Stored records:
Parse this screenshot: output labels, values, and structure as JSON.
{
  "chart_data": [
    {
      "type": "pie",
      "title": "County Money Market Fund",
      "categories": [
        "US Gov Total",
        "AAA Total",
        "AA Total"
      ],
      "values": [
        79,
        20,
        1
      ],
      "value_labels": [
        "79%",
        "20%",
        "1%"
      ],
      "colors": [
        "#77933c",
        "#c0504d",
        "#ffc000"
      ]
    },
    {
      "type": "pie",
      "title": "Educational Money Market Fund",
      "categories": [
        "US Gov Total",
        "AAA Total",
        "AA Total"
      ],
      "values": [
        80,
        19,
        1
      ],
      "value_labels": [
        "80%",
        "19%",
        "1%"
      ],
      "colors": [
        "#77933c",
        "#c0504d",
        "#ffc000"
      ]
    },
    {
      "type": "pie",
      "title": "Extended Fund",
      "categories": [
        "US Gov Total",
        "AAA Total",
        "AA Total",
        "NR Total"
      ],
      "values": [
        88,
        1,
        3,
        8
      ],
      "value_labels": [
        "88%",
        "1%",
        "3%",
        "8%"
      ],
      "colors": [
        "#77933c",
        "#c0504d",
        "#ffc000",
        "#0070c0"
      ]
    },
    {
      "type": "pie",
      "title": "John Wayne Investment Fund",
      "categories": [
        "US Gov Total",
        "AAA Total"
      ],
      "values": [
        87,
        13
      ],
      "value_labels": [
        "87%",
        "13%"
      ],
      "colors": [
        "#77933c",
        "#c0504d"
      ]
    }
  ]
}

Given instruction: The records above should be returned exactly.

Response below:
Parse this screenshot: output labels, values, and structure as JSON.
{
  "chart_data": [
    {
      "type": "pie",
      "title": "County Money Market Fund",
      "categories": [
        "US Gov Total",
        "AAA Total",
        "AA Total"
      ],
      "values": [
        79,
        20,
        1
      ],
      "value_labels": [
        "79%",
        "20%",
        "1%"
      ],
      "colors": [
        "#77933c",
        "#c0504d",
        "#ffc000"
      ]
    },
    {
      "type": "pie",
      "title": "Educational Money Market Fund",
      "categories": [
        "US Gov Total",
        "AAA Total",
        "AA Total"
      ],
      "values": [
        80,
        19,
        1
      ],
      "value_labels": [
        "80%",
        "19%",
        "1%"
      ],
      "colors": [
        "#77933c",
        "#c0504d",
        "#ffc000"
      ]
    },
    {
      "type": "pie",
      "title": "Extended Fund",
      "categories": [
        "US Gov Total",
        "AAA Total",
        "AA Total",
        "NR Total"
      ],
      "values": [
        88,
        1,
        3,
        8
      ],
      "value_labels": [
        "88%",
        "1%",
        "3%",
        "8%"
      ],
      "colors": [
        "#77933c",
        "#c0504d",
        "#ffc000",
        "#0070c0"
      ]
    },
    {
      "type": "pie",
      "title": "John Wayne Investment Fund",
      "categories": [
        "US Gov Total",
        "AAA Total"
      ],
      "values": [
        87,
        13
      ],
      "value_labels": [
        "87%",
        "13%"
      ],
      "colors": [
        "#77933c",
        "#c0504d"
      ]
    }
  ]
}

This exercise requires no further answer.